_PROBLEM DESCRIPTION_. Select each line where the word "выполнение" appears.

_GIVEN ENTRIES_.
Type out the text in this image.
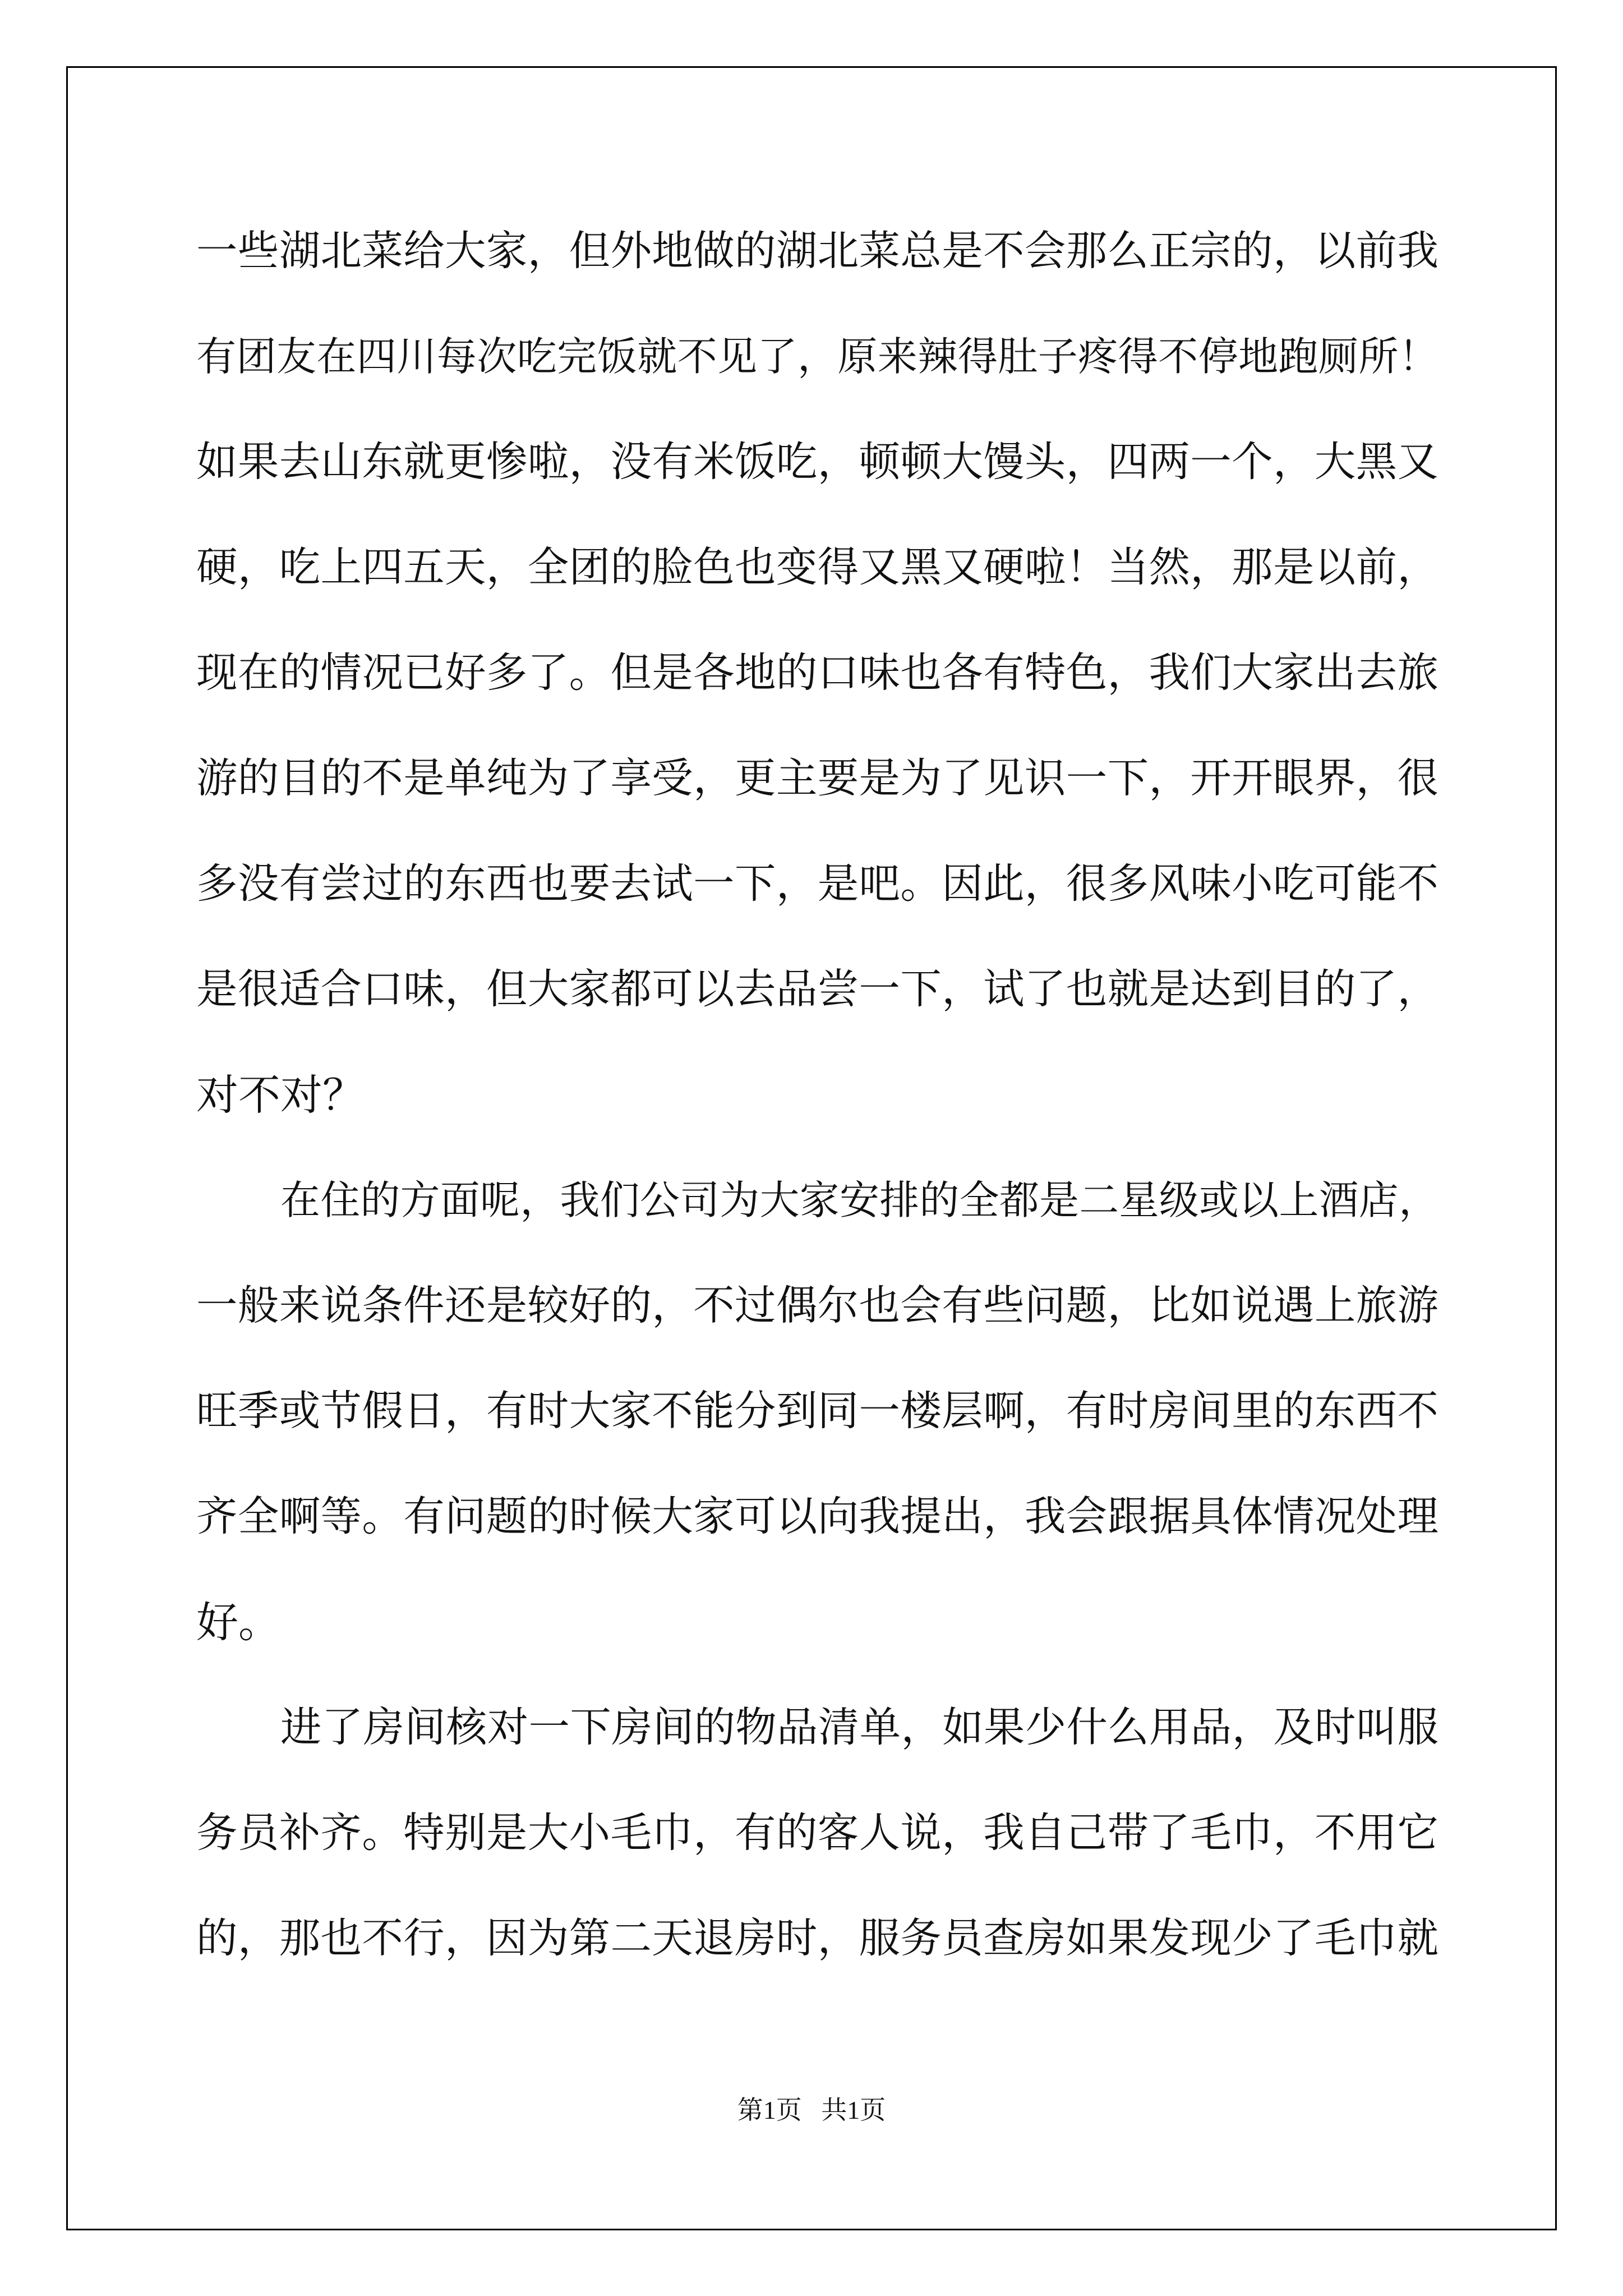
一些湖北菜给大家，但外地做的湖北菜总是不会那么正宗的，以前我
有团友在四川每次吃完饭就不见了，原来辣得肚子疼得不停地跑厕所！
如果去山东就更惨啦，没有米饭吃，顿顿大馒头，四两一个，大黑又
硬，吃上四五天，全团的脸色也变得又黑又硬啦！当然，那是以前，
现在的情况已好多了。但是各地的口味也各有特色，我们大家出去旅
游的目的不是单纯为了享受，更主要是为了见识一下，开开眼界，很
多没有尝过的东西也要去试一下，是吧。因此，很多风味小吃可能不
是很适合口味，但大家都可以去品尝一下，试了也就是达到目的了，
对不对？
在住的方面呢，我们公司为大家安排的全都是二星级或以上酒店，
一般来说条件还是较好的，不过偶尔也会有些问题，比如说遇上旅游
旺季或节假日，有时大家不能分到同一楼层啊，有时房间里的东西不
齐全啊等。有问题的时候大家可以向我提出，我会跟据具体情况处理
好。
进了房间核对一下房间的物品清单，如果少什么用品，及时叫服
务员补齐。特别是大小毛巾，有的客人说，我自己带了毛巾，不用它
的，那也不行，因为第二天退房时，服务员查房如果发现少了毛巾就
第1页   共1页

---

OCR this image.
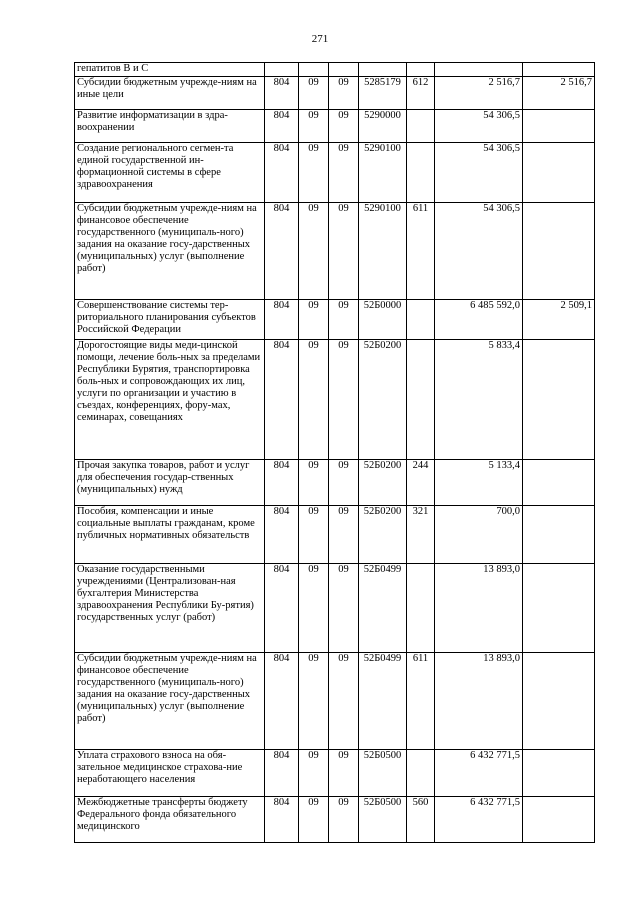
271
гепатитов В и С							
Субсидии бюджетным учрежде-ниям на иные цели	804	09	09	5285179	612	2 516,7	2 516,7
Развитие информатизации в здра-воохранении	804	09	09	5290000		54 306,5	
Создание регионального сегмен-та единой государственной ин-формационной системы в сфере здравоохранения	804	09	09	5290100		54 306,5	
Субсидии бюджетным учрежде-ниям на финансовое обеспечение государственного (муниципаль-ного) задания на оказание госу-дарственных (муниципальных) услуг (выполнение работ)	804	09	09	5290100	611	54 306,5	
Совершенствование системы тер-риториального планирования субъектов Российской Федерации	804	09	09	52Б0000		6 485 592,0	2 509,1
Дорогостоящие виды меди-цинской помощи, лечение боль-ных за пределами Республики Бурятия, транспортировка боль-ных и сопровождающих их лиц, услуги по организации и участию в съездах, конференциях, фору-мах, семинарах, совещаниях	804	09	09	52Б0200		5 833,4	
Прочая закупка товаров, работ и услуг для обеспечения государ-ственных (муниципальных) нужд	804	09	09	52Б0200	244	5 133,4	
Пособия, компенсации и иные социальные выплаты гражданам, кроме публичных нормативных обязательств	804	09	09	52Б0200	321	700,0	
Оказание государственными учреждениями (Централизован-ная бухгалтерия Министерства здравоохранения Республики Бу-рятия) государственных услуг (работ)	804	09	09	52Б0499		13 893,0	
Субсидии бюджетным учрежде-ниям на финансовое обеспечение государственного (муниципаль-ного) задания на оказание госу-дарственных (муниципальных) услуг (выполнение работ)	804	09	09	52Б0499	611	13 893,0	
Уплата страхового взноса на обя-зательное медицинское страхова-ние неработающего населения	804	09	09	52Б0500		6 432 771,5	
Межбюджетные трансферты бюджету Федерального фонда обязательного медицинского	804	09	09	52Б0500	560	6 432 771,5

---

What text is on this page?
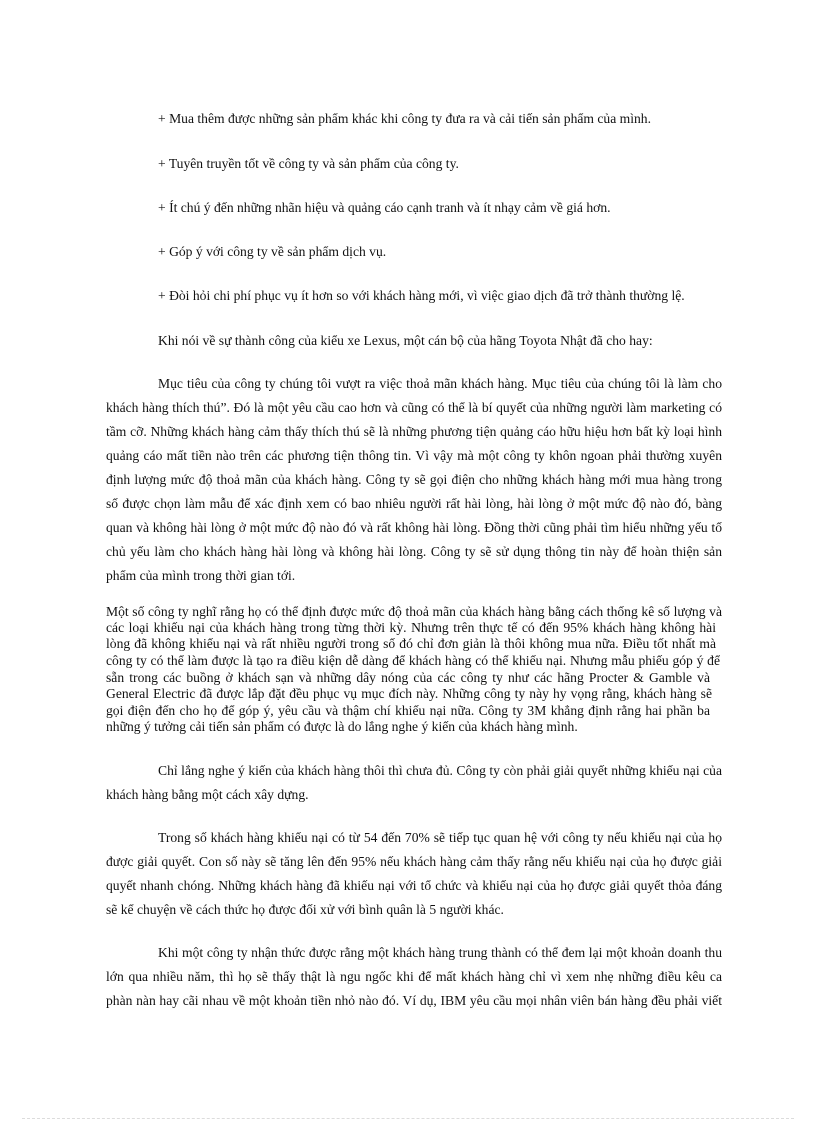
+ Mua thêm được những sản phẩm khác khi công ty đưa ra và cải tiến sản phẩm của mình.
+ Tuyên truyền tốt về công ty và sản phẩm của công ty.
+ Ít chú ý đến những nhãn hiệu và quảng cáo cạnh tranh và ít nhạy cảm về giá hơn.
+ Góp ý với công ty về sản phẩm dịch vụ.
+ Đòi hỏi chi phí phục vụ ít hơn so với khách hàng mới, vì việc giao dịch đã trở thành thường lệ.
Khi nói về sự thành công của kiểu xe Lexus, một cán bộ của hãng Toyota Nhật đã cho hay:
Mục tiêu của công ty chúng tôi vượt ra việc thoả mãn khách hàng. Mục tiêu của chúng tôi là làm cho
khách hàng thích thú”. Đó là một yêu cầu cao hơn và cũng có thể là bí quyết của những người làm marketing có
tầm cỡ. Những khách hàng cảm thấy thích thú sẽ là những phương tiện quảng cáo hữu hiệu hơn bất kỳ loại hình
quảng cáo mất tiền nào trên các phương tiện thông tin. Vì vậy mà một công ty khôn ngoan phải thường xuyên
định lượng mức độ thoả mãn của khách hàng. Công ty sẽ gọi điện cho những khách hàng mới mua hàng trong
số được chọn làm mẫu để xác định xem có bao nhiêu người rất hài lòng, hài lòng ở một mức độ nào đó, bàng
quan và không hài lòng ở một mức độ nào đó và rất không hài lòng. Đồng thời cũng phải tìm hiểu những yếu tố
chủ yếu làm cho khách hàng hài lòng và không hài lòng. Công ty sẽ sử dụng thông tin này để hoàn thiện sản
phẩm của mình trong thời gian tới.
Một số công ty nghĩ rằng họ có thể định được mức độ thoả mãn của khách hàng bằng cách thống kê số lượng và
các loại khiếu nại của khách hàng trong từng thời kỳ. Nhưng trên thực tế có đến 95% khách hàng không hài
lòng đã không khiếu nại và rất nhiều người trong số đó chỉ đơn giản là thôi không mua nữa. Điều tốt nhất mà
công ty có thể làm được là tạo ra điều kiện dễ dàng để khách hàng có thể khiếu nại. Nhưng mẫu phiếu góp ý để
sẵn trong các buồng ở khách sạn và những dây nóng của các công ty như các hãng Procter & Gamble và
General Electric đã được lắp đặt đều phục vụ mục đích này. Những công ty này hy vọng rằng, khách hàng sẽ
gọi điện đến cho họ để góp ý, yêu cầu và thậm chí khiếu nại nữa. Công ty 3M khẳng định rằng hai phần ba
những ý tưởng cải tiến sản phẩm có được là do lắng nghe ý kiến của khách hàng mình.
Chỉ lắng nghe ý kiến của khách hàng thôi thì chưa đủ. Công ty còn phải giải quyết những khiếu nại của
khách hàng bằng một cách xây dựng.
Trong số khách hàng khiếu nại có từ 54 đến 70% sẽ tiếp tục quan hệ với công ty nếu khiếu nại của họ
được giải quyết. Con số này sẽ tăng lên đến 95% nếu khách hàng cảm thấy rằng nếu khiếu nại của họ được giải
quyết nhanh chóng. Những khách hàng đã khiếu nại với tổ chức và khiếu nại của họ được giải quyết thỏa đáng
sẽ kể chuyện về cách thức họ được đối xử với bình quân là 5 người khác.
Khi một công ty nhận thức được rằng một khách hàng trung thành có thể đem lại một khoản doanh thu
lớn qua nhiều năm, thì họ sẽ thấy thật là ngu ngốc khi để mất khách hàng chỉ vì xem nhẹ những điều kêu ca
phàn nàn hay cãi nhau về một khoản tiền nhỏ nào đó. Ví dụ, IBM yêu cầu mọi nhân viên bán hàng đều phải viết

_SOLUTION FOR THIS EXERCISE_.
Субсидии бюджетным учрежде-ниям на финансовое обеспечение государственного (муниципаль-ного) задания на оказание госу-дарственных (муниципальных) услуг (выполнение работ)	804	09	09	5290100	611	54 306,5	
Субсидии бюджетным учрежде-ниям на финансовое обеспечение государственного (муниципаль-ного) задания на оказание госу-дарственных (муниципальных) услуг (выполнение работ)	804	09	09	52Б0499	611	13 893,0	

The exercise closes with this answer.